Record list:
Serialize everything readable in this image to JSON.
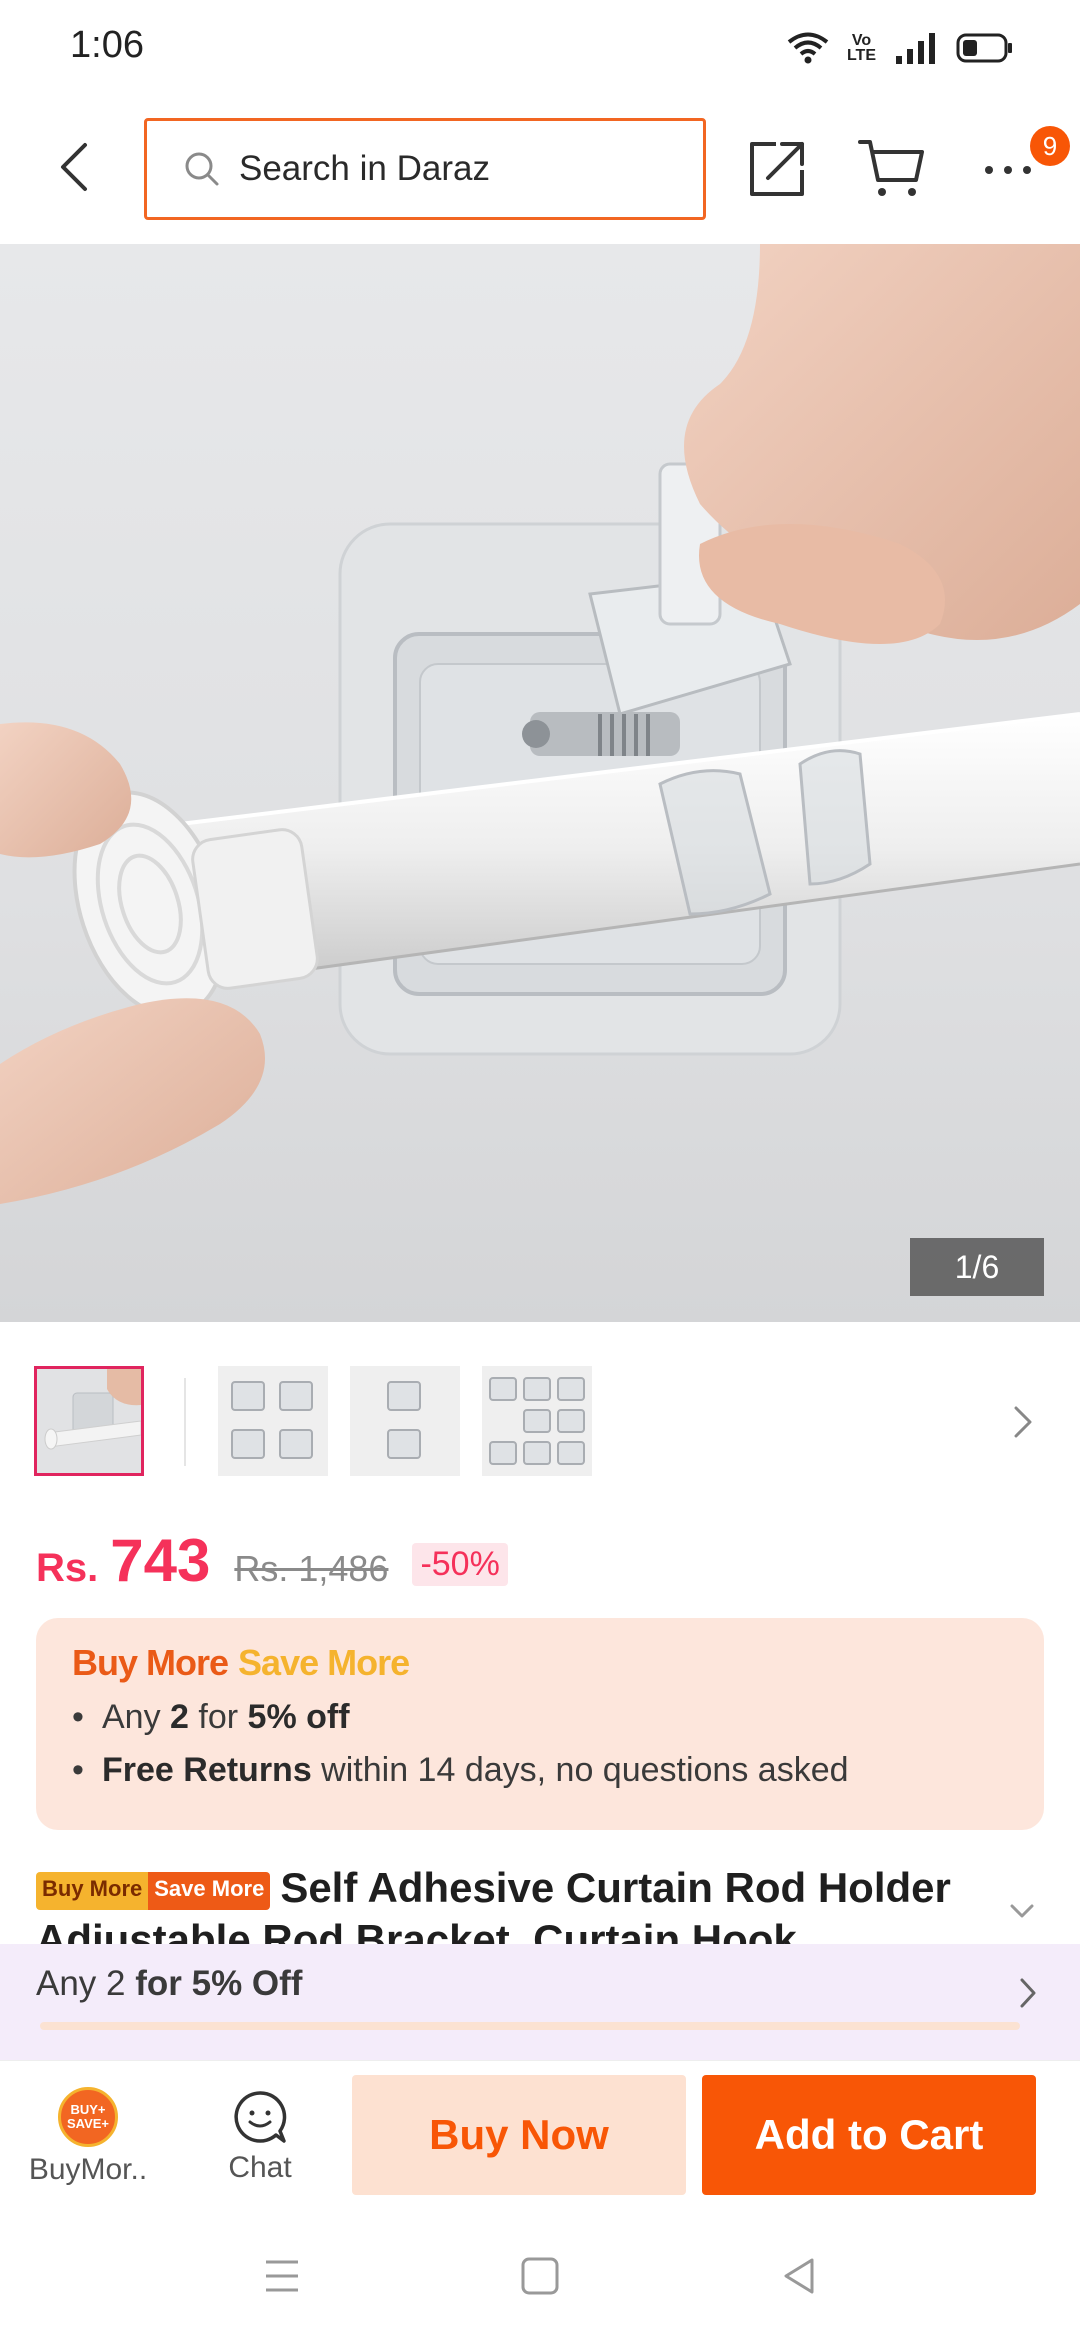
{
  "status_bar": {
    "time": "1:06",
    "volte_label": "Vo\nLTE"
  },
  "header": {
    "search_placeholder": "Search in Daraz",
    "cart_badge_count": "9"
  },
  "gallery": {
    "counter": "1/6",
    "thumbnail_count": 4
  },
  "price": {
    "currency": "Rs.",
    "current": "743",
    "original": "Rs. 1,486",
    "discount": "-50%"
  },
  "promo": {
    "title_part1": "Buy More",
    "title_part2": "Save More",
    "line1_prefix": "Any ",
    "line1_qty": "2",
    "line1_mid": " for ",
    "line1_offer": "5% off",
    "line2_bold": "Free Returns",
    "line2_rest": " within 14 days, no questions asked"
  },
  "product": {
    "tag_part1": "Buy More",
    "tag_part2": "Save More",
    "title": "Self Adhesive Curtain Rod Holder Adjustable Rod Bracket, Curtain Hook"
  },
  "sticky_promo": {
    "prefix": "Any 2 ",
    "bold": "for 5% Off"
  },
  "bottom_bar": {
    "buymore_label": "BuyMor..",
    "buymore_icon_text": "BUY+\nSAVE+",
    "chat_label": "Chat",
    "buy_now": "Buy Now",
    "add_to_cart": "Add to Cart"
  },
  "colors": {
    "brand_orange": "#f85606",
    "price_pink": "#f5315a",
    "promo_bg": "#fde6dc",
    "sticky_bg": "#f4ecfa"
  }
}
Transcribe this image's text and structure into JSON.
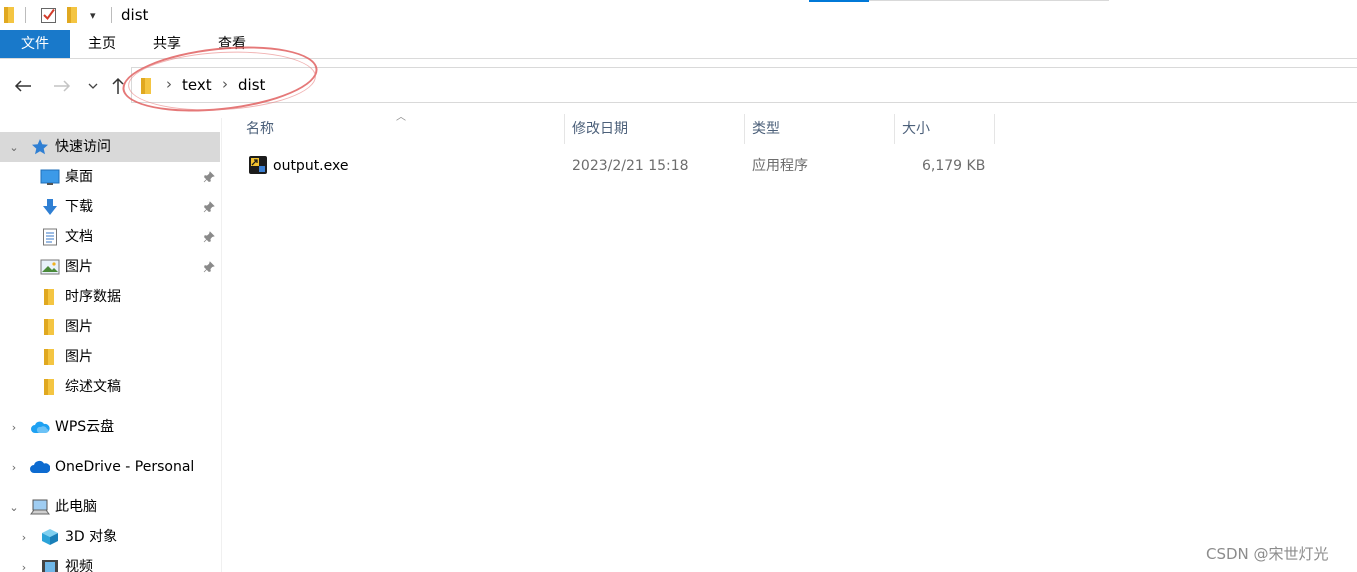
{
  "window": {
    "title": "dist"
  },
  "ribbon": {
    "tabs": [
      {
        "label": "文件"
      },
      {
        "label": "主页"
      },
      {
        "label": "共享"
      },
      {
        "label": "查看"
      }
    ]
  },
  "address": {
    "crumbs": [
      "text",
      "dist"
    ]
  },
  "sidebar": {
    "quick_access": "快速访问",
    "items": [
      {
        "label": "桌面",
        "pinned": true
      },
      {
        "label": "下载",
        "pinned": true
      },
      {
        "label": "文档",
        "pinned": true
      },
      {
        "label": "图片",
        "pinned": true
      },
      {
        "label": "时序数据",
        "pinned": false
      },
      {
        "label": "图片",
        "pinned": false
      },
      {
        "label": "图片",
        "pinned": false
      },
      {
        "label": "综述文稿",
        "pinned": false
      }
    ],
    "wps_cloud": "WPS云盘",
    "onedrive": "OneDrive - Personal",
    "this_pc": "此电脑",
    "objects_3d": "3D 对象",
    "videos": "视频"
  },
  "columns": {
    "name": "名称",
    "modified": "修改日期",
    "type": "类型",
    "size": "大小"
  },
  "files": [
    {
      "name": "output.exe",
      "modified": "2023/2/21 15:18",
      "type": "应用程序",
      "size": "6,179 KB"
    }
  ],
  "watermark": "CSDN @宋世灯光",
  "colors": {
    "accent": "#1979ca",
    "selected": "#d9d9d9",
    "folder": "#f4c542",
    "annotation": "#e06060"
  }
}
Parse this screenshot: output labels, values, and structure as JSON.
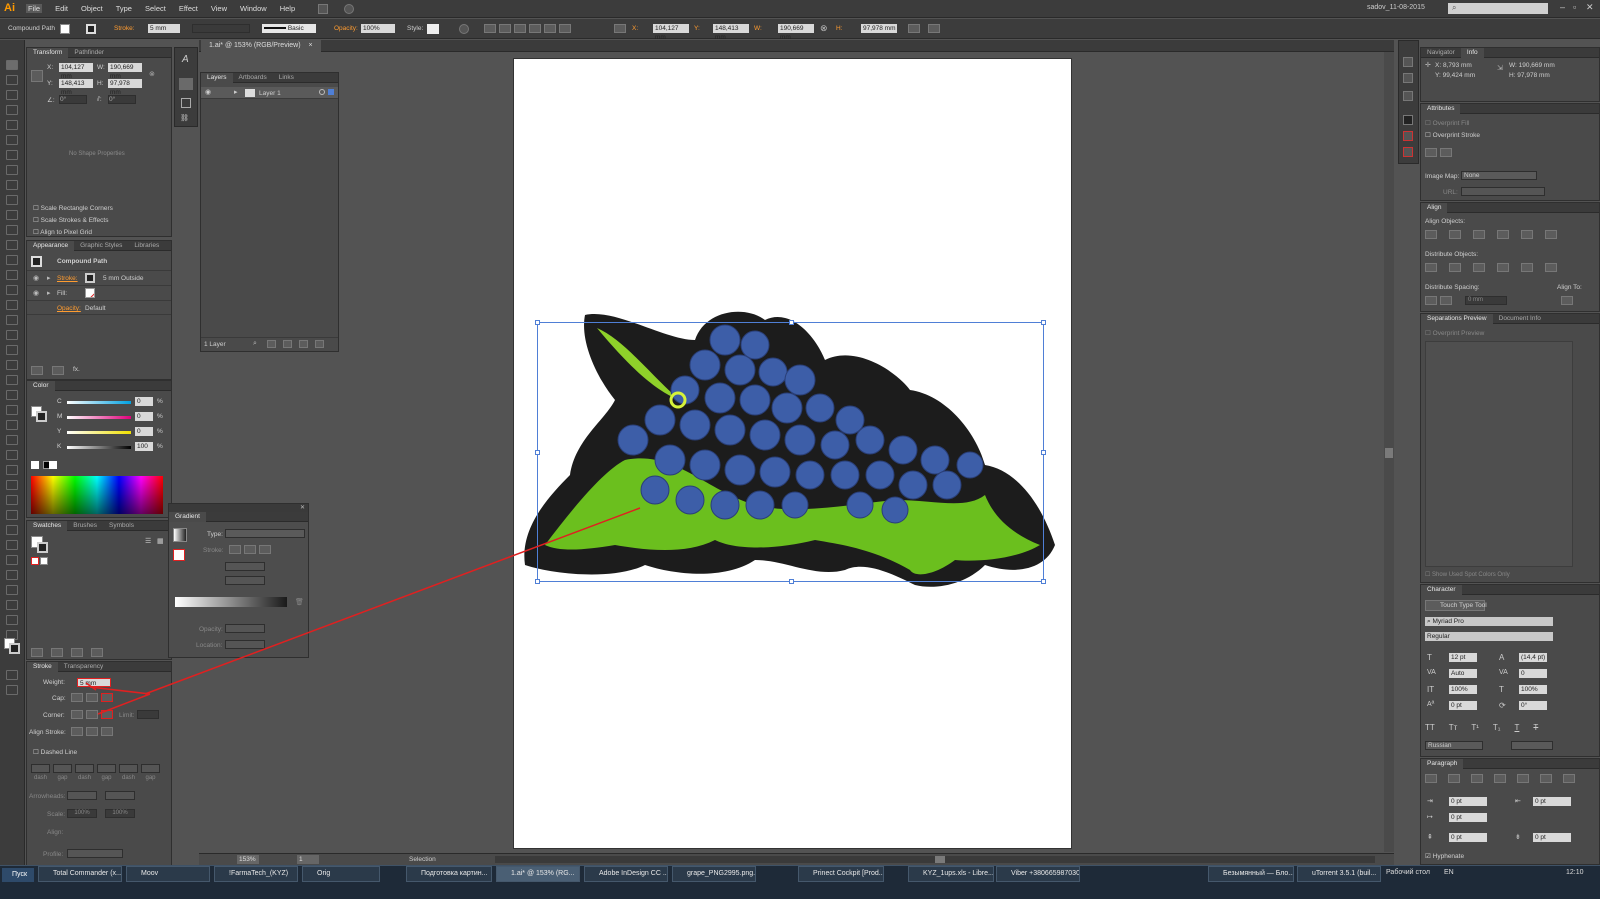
{
  "app": {
    "logo": "Ai",
    "user": "sadov_11-08-2015",
    "menu": [
      "File",
      "Edit",
      "Object",
      "Type",
      "Select",
      "Effect",
      "View",
      "Window",
      "Help"
    ]
  },
  "control": {
    "selection_type": "Compound Path",
    "stroke_label": "Stroke:",
    "stroke_value": "5 mm",
    "brush": "Basic",
    "opacity_label": "Opacity:",
    "opacity_value": "100%",
    "style_label": "Style:",
    "x_label": "X:",
    "x_value": "104,127 mm",
    "y_label": "Y:",
    "y_value": "148,413 mm",
    "w_label": "W:",
    "w_value": "190,669 mm",
    "h_label": "H:",
    "h_value": "97,978 mm"
  },
  "doc_tab": {
    "title": "1.ai* @ 153% (RGB/Preview)",
    "close": "×"
  },
  "transform": {
    "tab1": "Transform",
    "tab2": "Pathfinder",
    "x": "104,127 mm",
    "y": "148,413 mm",
    "w": "190,669 mm",
    "h": "97,978 mm",
    "angle": "0°",
    "shear": "0°",
    "no_shape": "No Shape Properties",
    "chk1": "Scale Rectangle Corners",
    "chk2": "Scale Strokes & Effects",
    "chk3": "Align to Pixel Grid"
  },
  "appearance": {
    "tab1": "Appearance",
    "tab2": "Graphic Styles",
    "tab3": "Libraries",
    "title": "Compound Path",
    "stroke_label": "Stroke:",
    "stroke_value": "5 mm  Outside",
    "fill_label": "Fill:",
    "opacity_label": "Opacity:",
    "opacity_value": "Default"
  },
  "color": {
    "tab": "Color",
    "c": "0",
    "m": "0",
    "y": "0",
    "k": "100",
    "pct": "%",
    "c_l": "C",
    "m_l": "M",
    "y_l": "Y",
    "k_l": "K"
  },
  "swatches": {
    "tab1": "Swatches",
    "tab2": "Brushes",
    "tab3": "Symbols"
  },
  "stroke": {
    "tab1": "Stroke",
    "tab2": "Transparency",
    "weight_label": "Weight:",
    "weight": "5 mm",
    "cap_label": "Cap:",
    "corner_label": "Corner:",
    "limit_label": "Limit:",
    "align_label": "Align Stroke:",
    "dashed": "Dashed Line",
    "dash": [
      "dash",
      "gap",
      "dash",
      "gap",
      "dash",
      "gap"
    ],
    "arrowheads": "Arrowheads:",
    "scale": "Scale:",
    "scale1": "100%",
    "scale2": "100%",
    "align2": "Align:",
    "profile": "Profile:"
  },
  "layers": {
    "tab1": "Layers",
    "tab2": "Artboards",
    "tab3": "Links",
    "layer": "Layer 1",
    "count": "1 Layer"
  },
  "gradient": {
    "tab": "Gradient",
    "type_label": "Type:",
    "stroke_label": "Stroke:",
    "opacity_label": "Opacity:",
    "location_label": "Location:"
  },
  "navigator": {
    "tab1": "Navigator",
    "tab2": "Info",
    "x": "X: 8,793 mm",
    "y": "Y: 99,424 mm",
    "w": "W: 190,669 mm",
    "h": "H: 97,978 mm"
  },
  "attributes": {
    "tab": "Attributes",
    "overprint_fill": "Overprint Fill",
    "overprint_stroke": "Overprint Stroke",
    "image_map": "Image Map:",
    "image_map_value": "None",
    "url": "URL:"
  },
  "align": {
    "tab": "Align",
    "align_objects": "Align Objects:",
    "distribute_objects": "Distribute Objects:",
    "distribute_spacing": "Distribute Spacing:",
    "spacing_value": "0 mm",
    "align_to": "Align To:"
  },
  "separations": {
    "tab1": "Separations Preview",
    "tab2": "Document Info",
    "overprint_preview": "Overprint Preview",
    "spot": "Show Used Spot Colors Only"
  },
  "character": {
    "tab": "Character",
    "touch_type": "Touch Type Tool",
    "font": "Myriad Pro",
    "style": "Regular",
    "size": "12 pt",
    "leading": "(14,4 pt)",
    "kerning": "Auto",
    "tracking": "0",
    "vscale": "100%",
    "hscale": "100%",
    "baseline": "0 pt",
    "rotate": "0°",
    "language": "Russian"
  },
  "paragraph": {
    "tab": "Paragraph",
    "left": "0 pt",
    "right": "0 pt",
    "first": "0 pt",
    "before": "0 pt",
    "after": "0 pt",
    "hyphenate": "Hyphenate"
  },
  "status": {
    "zoom": "153%",
    "page": "1",
    "tool": "Selection"
  },
  "taskbar": {
    "start": "Пуск",
    "items": [
      "Total Commander (x...",
      "Moov",
      "!FarmaTech_(KYZ)",
      "Orig",
      "Подготовка картин...",
      "1.ai* @ 153% (RG...",
      "Adobe InDesign CC ...",
      "grape_PNG2995.png...",
      "Prinect Cockpit [Prod...",
      "KYZ_1ups.xls - Libre...",
      "Viber +380665987030",
      "uTorrent 3.5.1 (buil...",
      "Безымянный — Бло..."
    ],
    "desktop": "Рабочий стол",
    "lang": "EN",
    "time": "12:10"
  },
  "colors": {
    "bg": "#535353",
    "panel": "#4a4a4a",
    "accent_red": "#e02020",
    "selection": "#4f7fd6"
  }
}
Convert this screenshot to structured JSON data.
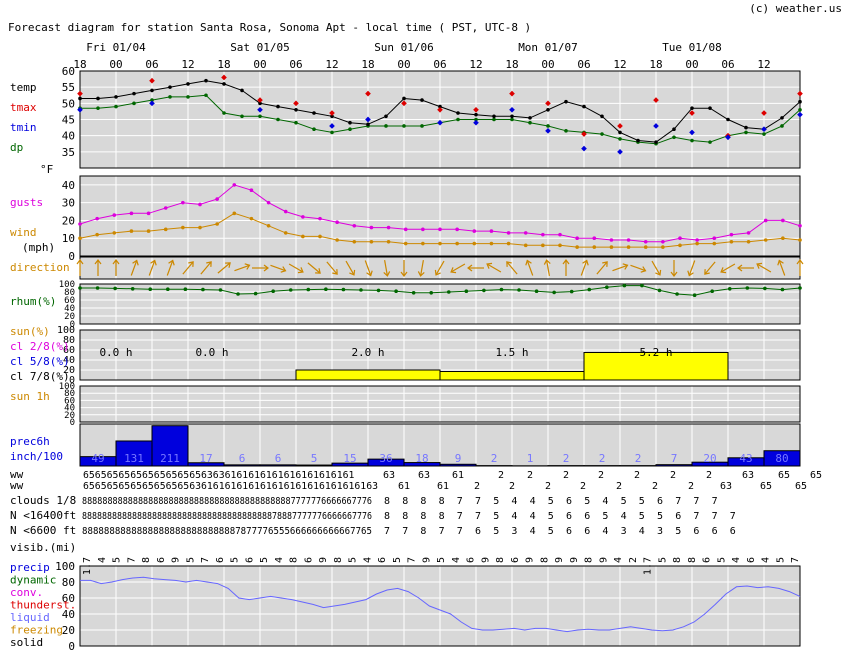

Problem requirements: Provide only the number of lines in the records containing the string "Preview".

Task response: 3